== Data for processing
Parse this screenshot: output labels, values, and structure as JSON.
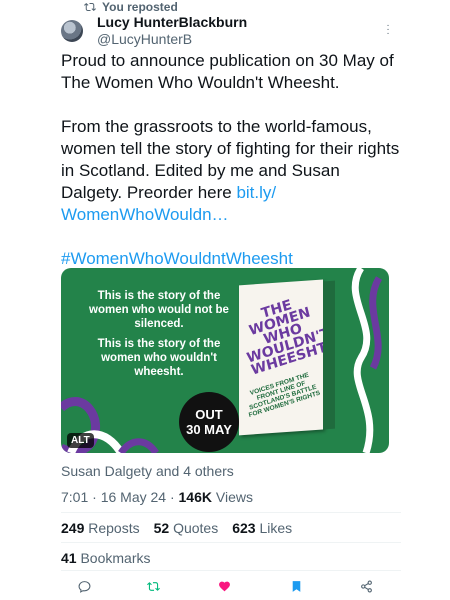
{
  "repost": {
    "label": "You reposted",
    "icon": "repost-icon"
  },
  "author": {
    "name": "Lucy HunterBlackburn",
    "handle": "@LucyHunterB",
    "avatar": "avatar"
  },
  "tweet": {
    "line1": "Proud to announce publication on 30 May of The Women Who Wouldn't Wheesht.",
    "line2_prefix": "From the grassroots to the world-famous, women tell the story of fighting for their rights in Scotland. Edited by me and Susan Dalgety. Preorder here ",
    "link": "bit.ly/\nWomenWhoWouldn…",
    "hashtag": "#WomenWhoWouldntWheesht"
  },
  "media": {
    "text1": "This is the story of the women who would not be silenced.",
    "text2": "This is the story of the women who wouldn't wheesht.",
    "badge_line1": "OUT",
    "badge_line2": "30 MAY",
    "alt_label": "ALT",
    "book_title": "THE WOMEN WHO WOULDN'T WHEESHT",
    "book_subtitle": "VOICES FROM THE FRONT LINE OF SCOTLAND'S BATTLE FOR WOMEN'S RIGHTS",
    "colors": {
      "background": "#23834a",
      "purple": "#6b3aa0",
      "white": "#ffffff"
    }
  },
  "social_context": "Susan Dalgety and 4 others",
  "meta": {
    "time_date": "7:01 · 16 May 24 · ",
    "views_count": "146K",
    "views_label": " Views"
  },
  "stats": {
    "reposts_count": "249",
    "reposts_label": "Reposts",
    "quotes_count": "52",
    "quotes_label": "Quotes",
    "likes_count": "623",
    "likes_label": "Likes",
    "bookmarks_count": "41",
    "bookmarks_label": "Bookmarks"
  },
  "actions": [
    {
      "name": "reply-icon",
      "color": "#536471"
    },
    {
      "name": "repost-icon",
      "color": "#00ba7c"
    },
    {
      "name": "like-icon",
      "color": "#f91880"
    },
    {
      "name": "bookmark-icon",
      "color": "#1d9bf0"
    },
    {
      "name": "share-icon",
      "color": "#536471"
    }
  ]
}
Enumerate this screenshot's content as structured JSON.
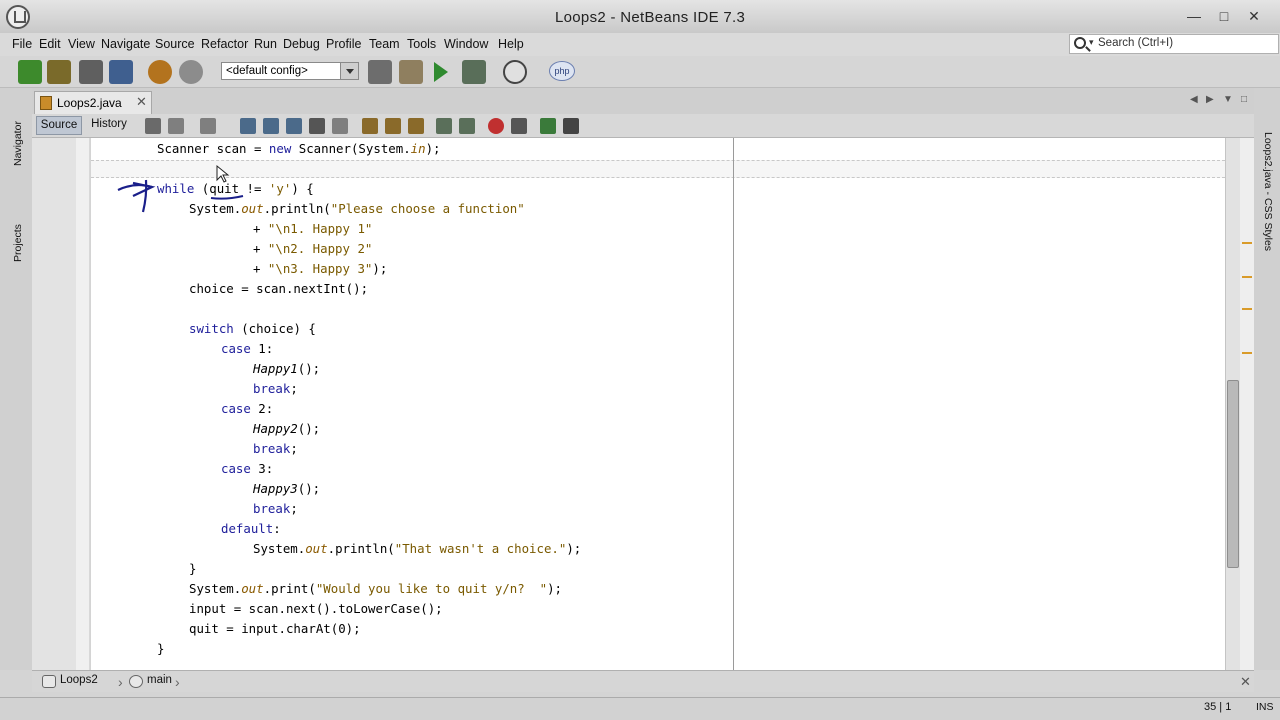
{
  "window": {
    "title": "Loops2 - NetBeans IDE 7.3"
  },
  "menu": [
    "File",
    "Edit",
    "View",
    "Navigate",
    "Source",
    "Refactor",
    "Run",
    "Debug",
    "Profile",
    "Team",
    "Tools",
    "Window",
    "Help"
  ],
  "search": {
    "placeholder": "Search (Ctrl+I)"
  },
  "toolbar": {
    "config": "<default config>",
    "php_label": "php"
  },
  "side": {
    "navigator": "Navigator",
    "projects": "Projects",
    "right_label": "Loops2.java - CSS Styles"
  },
  "editor": {
    "tab": "Loops2.java",
    "source_btn": "Source",
    "history_btn": "History"
  },
  "code": [
    "Scanner scan = new Scanner(System.in);",
    "",
    "while (quit != 'y') {",
    "System.out.println(\"Please choose a function\"",
    "+ \"\\n1. Happy 1\"",
    "+ \"\\n2. Happy 2\"",
    "+ \"\\n3. Happy 3\");",
    "choice = scan.nextInt();",
    "",
    "switch (choice) {",
    "case 1:",
    "Happy1();",
    "break;",
    "case 2:",
    "Happy2();",
    "break;",
    "case 3:",
    "Happy3();",
    "break;",
    "default:",
    "System.out.println(\"That wasn't a choice.\");",
    "}",
    "System.out.print(\"Would you like to quit y/n?  \");",
    "input = scan.next().toLowerCase();",
    "quit = input.charAt(0);",
    "}"
  ],
  "breadcrumbs": [
    "Loops2",
    "main"
  ],
  "status": {
    "position": "35 | 1",
    "mode": "INS"
  }
}
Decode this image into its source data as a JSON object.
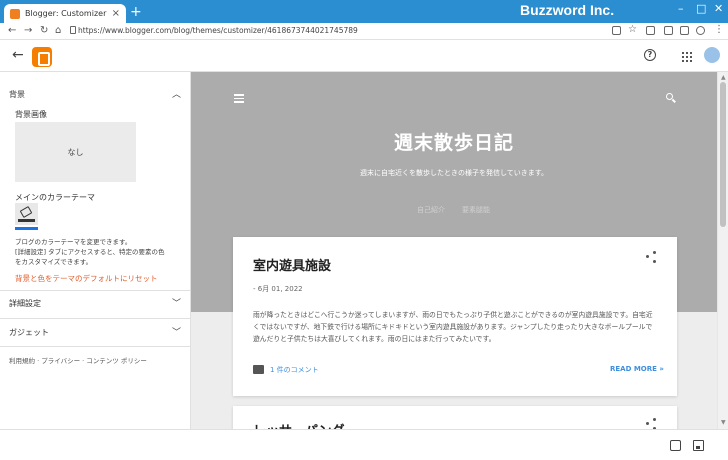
{
  "browser": {
    "tab_title": "Blogger: Customizer",
    "tab_close": "×",
    "new_tab": "+",
    "brand": "Buzzword Inc.",
    "url": "https://www.blogger.com/blog/themes/customizer/4618673744021745789"
  },
  "sidebar": {
    "background_section": "背景",
    "background_image_label": "背景画像",
    "background_image_value": "なし",
    "main_color_theme_label": "メインのカラーテーマ",
    "desc_line1": "ブログのカラーテーマを変更できます。",
    "desc_line2": "[詳細設定] タブにアクセスすると、特定の要素の色",
    "desc_line3": "をカスタマイズできます。",
    "reset_link": "背景と色をテーマのデフォルトにリセット",
    "advanced_section": "詳細設定",
    "gadget_section": "ガジェット",
    "footer_links": "利用規約 · プライバシー · コンテンツ ポリシー"
  },
  "preview": {
    "blog_title": "週末散歩日記",
    "blog_description": "週末に自宅近くを散歩したときの様子を発信していきます。",
    "nav_items": [
      "自己紹介",
      "要素腿能"
    ],
    "post": {
      "title": "室内遊具施設",
      "date": "- 6月 01, 2022",
      "body": "雨が降ったときはどこへ行こうか迷ってしまいますが、雨の日でもたっぷり子供と遊ぶことができるのが室内遊具施設です。自宅近くではないですが、地下鉄で行ける場所にキドキドという室内遊具施設があります。ジャンプしたり走ったり大きなボールプールで遊んだりと子供たちは大喜びしてくれます。雨の日にはまた行ってみたいです。",
      "comments": "1 件のコメント",
      "read_more": "READ MORE »"
    },
    "post2_title": "レッサーパンダ"
  },
  "colors": {
    "titlebar": "#2b8ed0",
    "accent": "#1a73e8",
    "reset_link": "#e25c2b",
    "link": "#3f8fdf",
    "hero_bg": "#acacac"
  }
}
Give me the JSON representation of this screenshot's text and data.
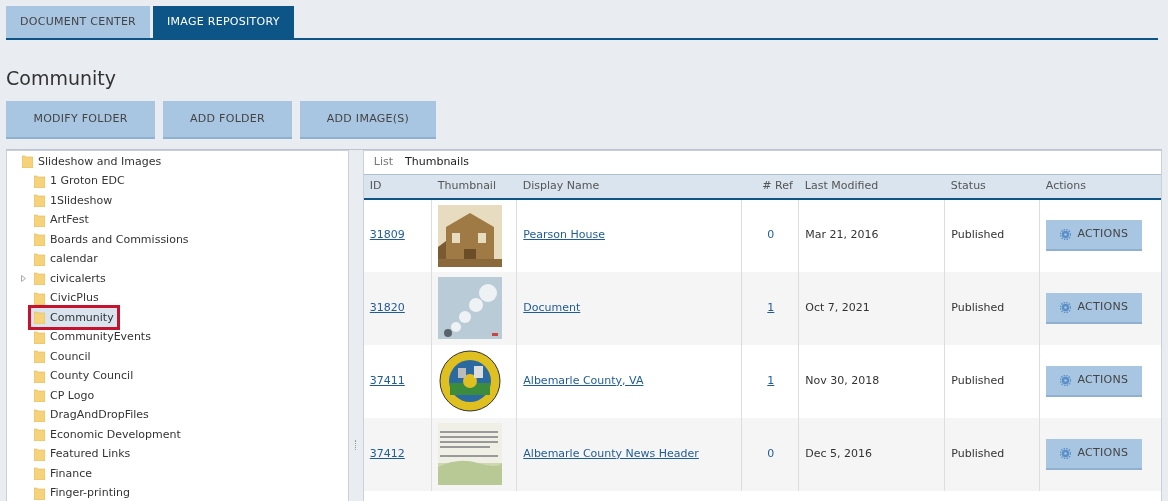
{
  "tabs": [
    {
      "label": "DOCUMENT CENTER",
      "selected": false
    },
    {
      "label": "IMAGE REPOSITORY",
      "selected": true
    }
  ],
  "title": "Community",
  "buttons": [
    "MODIFY FOLDER",
    "ADD FOLDER",
    "ADD IMAGE(S)"
  ],
  "tree": {
    "label": "Slideshow and Images",
    "children": [
      {
        "label": "1 Groton EDC",
        "selected": false
      },
      {
        "label": "1Slideshow",
        "selected": false
      },
      {
        "label": "ArtFest",
        "selected": false
      },
      {
        "label": "Boards and Commissions",
        "selected": false
      },
      {
        "label": "calendar",
        "selected": false
      },
      {
        "label": "civicalerts",
        "selected": false,
        "expanded": false
      },
      {
        "label": "CivicPlus",
        "selected": false
      },
      {
        "label": "Community",
        "selected": true
      },
      {
        "label": "CommunityEvents",
        "selected": false
      },
      {
        "label": "Council",
        "selected": false
      },
      {
        "label": "County Council",
        "selected": false
      },
      {
        "label": "CP Logo",
        "selected": false
      },
      {
        "label": "DragAndDropFiles",
        "selected": false
      },
      {
        "label": "Economic Development",
        "selected": false
      },
      {
        "label": "Featured Links",
        "selected": false
      },
      {
        "label": "Finance",
        "selected": false
      },
      {
        "label": "Finger-printing",
        "selected": false
      }
    ]
  },
  "view_tabs": [
    {
      "label": "List",
      "selected": false
    },
    {
      "label": "Thumbnails",
      "selected": true
    }
  ],
  "table": {
    "columns": [
      "ID",
      "Thumbnail",
      "Display Name",
      "# Ref",
      "Last Modified",
      "Status",
      "Actions"
    ],
    "rows": [
      {
        "id": "31809",
        "name": "Pearson House",
        "ref": "0",
        "ref_linked": false,
        "modified": "Mar 21, 2016",
        "status": "Published",
        "action": "ACTIONS"
      },
      {
        "id": "31820",
        "name": "Document",
        "ref": "1",
        "ref_linked": true,
        "modified": "Oct 7, 2021",
        "status": "Published",
        "action": "ACTIONS"
      },
      {
        "id": "37411",
        "name": "Albemarle County, VA",
        "ref": "1",
        "ref_linked": true,
        "modified": "Nov 30, 2018",
        "status": "Published",
        "action": "ACTIONS"
      },
      {
        "id": "37412",
        "name": "Albemarle County News Header",
        "ref": "0",
        "ref_linked": false,
        "modified": "Dec 5, 2016",
        "status": "Published",
        "action": "ACTIONS"
      }
    ]
  }
}
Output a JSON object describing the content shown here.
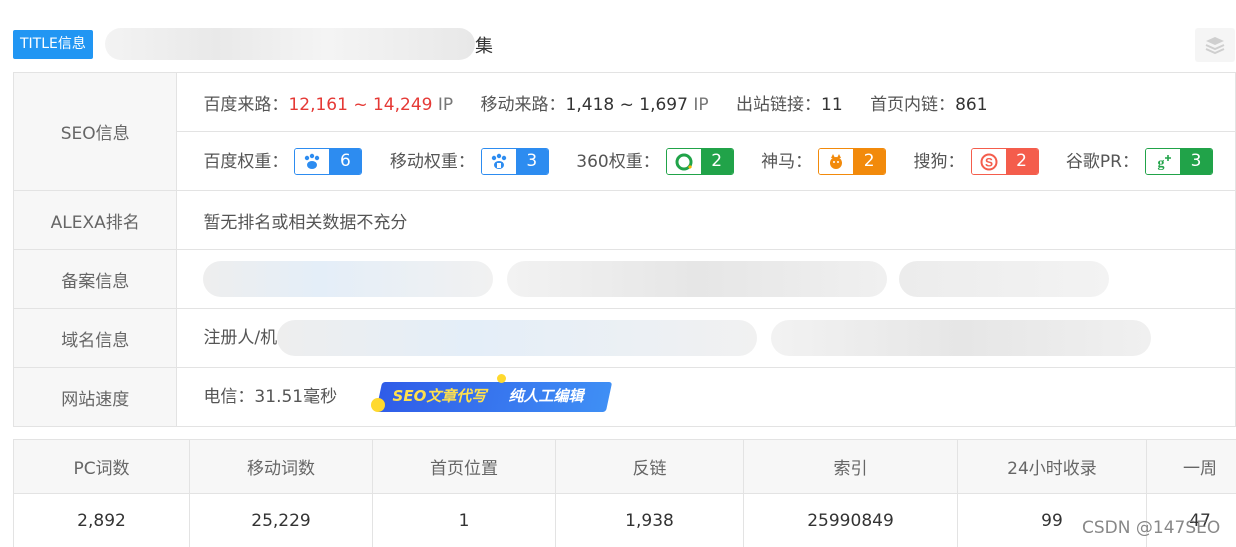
{
  "title_row": {
    "badge": "TITLE信息",
    "tail_char": "集"
  },
  "seo": {
    "label": "SEO信息",
    "row1": [
      {
        "key": "百度来路：",
        "value": "12,161 ~ 14,249",
        "unit": "IP",
        "color": "#e53935"
      },
      {
        "key": "移动来路：",
        "value": "1,418 ~ 1,697",
        "unit": "IP",
        "color": "#333333"
      },
      {
        "key": "出站链接：",
        "value": "11"
      },
      {
        "key": "首页内链：",
        "value": "861"
      }
    ],
    "row2": [
      {
        "key": "百度权重：",
        "icon": "baidu-paw-icon",
        "value": "6",
        "color": "#2d8cf0"
      },
      {
        "key": "移动权重：",
        "icon": "baidu-mobile-icon",
        "value": "3",
        "color": "#2d8cf0"
      },
      {
        "key": "360权重：",
        "icon": "360-ring-icon",
        "value": "2",
        "color": "#21a349"
      },
      {
        "key": "神马：",
        "icon": "shenma-icon",
        "value": "2",
        "color": "#f28a0b"
      },
      {
        "key": "搜狗：",
        "icon": "sogou-icon",
        "value": "2",
        "color": "#f45d4c"
      },
      {
        "key": "谷歌PR：",
        "icon": "google-plus-icon",
        "value": "3",
        "color": "#21a349"
      }
    ]
  },
  "alexa": {
    "label": "ALEXA排名",
    "value": "暂无排名或相关数据不充分"
  },
  "beian": {
    "label": "备案信息"
  },
  "domain": {
    "label": "域名信息",
    "prefix": "注册人/机"
  },
  "speed": {
    "label": "网站速度",
    "value": "电信：31.51毫秒",
    "ad_text1": "SEO文章代写",
    "ad_text2": "纯人工编辑"
  },
  "stats": {
    "headers": [
      "PC词数",
      "移动词数",
      "首页位置",
      "反链",
      "索引",
      "24小时收录",
      "一周"
    ],
    "values": [
      "2,892",
      "25,229",
      "1",
      "1,938",
      "25990849",
      "99",
      "47"
    ]
  },
  "watermark": "CSDN @147SEO"
}
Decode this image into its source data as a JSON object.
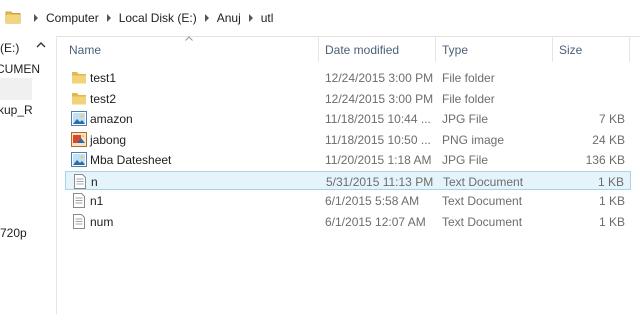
{
  "address_bar": {
    "crumbs": [
      "Computer",
      "Local Disk (E:)",
      "Anuj",
      "utl"
    ]
  },
  "nav_pane": {
    "items": [
      "(E:)",
      "CUMEN",
      "kup_R",
      "720p"
    ]
  },
  "columns": {
    "name": "Name",
    "date": "Date modified",
    "type": "Type",
    "size": "Size"
  },
  "files": [
    {
      "name": "test1",
      "date": "12/24/2015 3:00 PM",
      "type": "File folder",
      "size": "",
      "icon": "folder-icon"
    },
    {
      "name": "test2",
      "date": "12/24/2015 3:00 PM",
      "type": "File folder",
      "size": "",
      "icon": "folder-icon"
    },
    {
      "name": "amazon",
      "date": "11/18/2015 10:44 ...",
      "type": "JPG File",
      "size": "7 KB",
      "icon": "image-file-icon"
    },
    {
      "name": "jabong",
      "date": "11/18/2015 10:50 ...",
      "type": "PNG image",
      "size": "24 KB",
      "icon": "png-file-icon"
    },
    {
      "name": "Mba Datesheet",
      "date": "11/20/2015 1:18 AM",
      "type": "JPG File",
      "size": "136 KB",
      "icon": "image-file-icon"
    },
    {
      "name": "n",
      "date": "5/31/2015 11:13 PM",
      "type": "Text Document",
      "size": "1 KB",
      "icon": "text-file-icon",
      "selected": true
    },
    {
      "name": "n1",
      "date": "6/1/2015 5:58 AM",
      "type": "Text Document",
      "size": "1 KB",
      "icon": "text-file-icon"
    },
    {
      "name": "num",
      "date": "6/1/2015 12:07 AM",
      "type": "Text Document",
      "size": "1 KB",
      "icon": "text-file-icon"
    }
  ],
  "colors": {
    "selection_bg": "#e5f3fb",
    "selection_border": "#a8d2ec",
    "header_text": "#4c607a",
    "folder_yellow": "#e8c05a"
  }
}
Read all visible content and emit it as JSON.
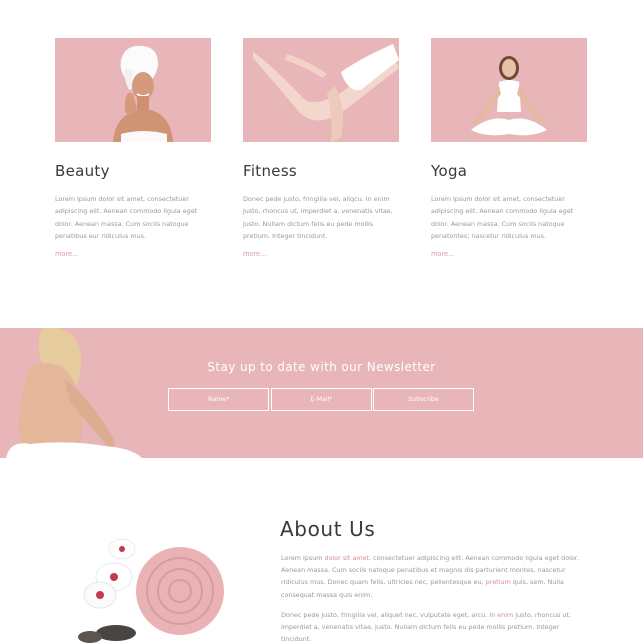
{
  "services": [
    {
      "title": "Beauty",
      "text": "Lorem ipsum dolor sit amet, consectetuer adipiscing elit. Aenean commodo ligula eget dolor. Aenean massa. Cum sociis natoque penatibus eur ridiculus mus.",
      "more": "more..."
    },
    {
      "title": "Fitness",
      "text": "Donec pede justo, fringilla vel, aliqcu. In enim justo, rhoncus ut, imperdiet a, venenatis vitae, justo. Nullam dictum felis eu pede mollis pretium. Integer tincidunt.",
      "more": "more..."
    },
    {
      "title": "Yoga",
      "text": "Lorem ipsum dolor sit amet, consectetuer adipiscing elit. Aenean commodo ligula eget dolor. Aenean massa. Cum sociis natoque penatontes; nascetur ridiculus mus.",
      "more": "more..."
    }
  ],
  "newsletter": {
    "title": "Stay up to date with our Newsletter",
    "name_placeholder": "Name*",
    "email_placeholder": "E-Mail*",
    "subscribe_label": "Subscribe"
  },
  "about": {
    "title": "About Us",
    "p1": {
      "a": "Lorem ipsum ",
      "b": "dolor sit amet",
      "c": ", consectetuer adipiscing elit. Aenean commodo ligula eget dolor. Aenean massa. Cum sociis natoque penatibus et magnis dis parturient montes, nascetur ridiculus mus. Donec quam felis, ultricies nec, pellentesque eu, ",
      "d": "pretium",
      "e": " quis, sem. Nulla consequat massa quis enim."
    },
    "p2": {
      "a": "Donec pede justo, fringilla vel, aliquet nec, vulputate eget, arcu. In ",
      "b": "enim",
      "c": " justo, rhoncus ut, imperdiet a, venenatis vitae, justo. Nullam dictum felis eu pede mollis pretium. Integer tincidunt."
    }
  },
  "colors": {
    "brand_pink": "#e8b6b8",
    "accent_link": "#d98c92"
  }
}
====
• [Written exercise] From the line containing "Read all visible content and emit it as JSON." down to the last line of the data, print every line exactly and nothing else. Pictures stay out of the copy.

• [Worked answer]
Read all visible content and emit it as JSON.
{
  "services": [
    {
      "title": "Beauty",
      "text": "Lorem ipsum dolor sit amet, consectetuer adipiscing elit. Aenean commodo ligula eget dolor. Aenean massa. Cum sociis natoque penatibus eur ridiculus mus.",
      "more": "more..."
    },
    {
      "title": "Fitness",
      "text": "Donec pede justo, fringilla vel, aliqcu. In enim justo, rhoncus ut, imperdiet a, venenatis vitae, justo. Nullam dictum felis eu pede mollis pretium. Integer tincidunt.",
      "more": "more..."
    },
    {
      "title": "Yoga",
      "text": "Lorem ipsum dolor sit amet, consectetuer adipiscing elit. Aenean commodo ligula eget dolor. Aenean massa. Cum sociis natoque penatontes; nascetur ridiculus mus.",
      "more": "more..."
    }
  ],
  "newsletter": {
    "title": "Stay up to date with our Newsletter",
    "name_placeholder": "Name*",
    "email_placeholder": "E-Mail*",
    "subscribe_label": "Subscribe"
  },
  "about": {
    "title": "About Us",
    "p1": {
      "a": "Lorem ipsum ",
      "b": "dolor sit amet",
      "c": ", consectetuer adipiscing elit. Aenean commodo ligula eget dolor. Aenean massa. Cum sociis natoque penatibus et magnis dis parturient montes, nascetur ridiculus mus. Donec quam felis, ultricies nec, pellentesque eu, ",
      "d": "pretium",
      "e": " quis, sem. Nulla consequat massa quis enim."
    },
    "p2": {
      "a": "Donec pede justo, fringilla vel, aliquet nec, vulputate eget, arcu. In ",
      "b": "enim",
      "c": " justo, rhoncus ut, imperdiet a, venenatis vitae, justo. Nullam dictum felis eu pede mollis pretium. Integer tincidunt."
    }
  },
  "colors": {
    "brand_pink": "#e8b6b8",
    "accent_link": "#d98c92"
  }
}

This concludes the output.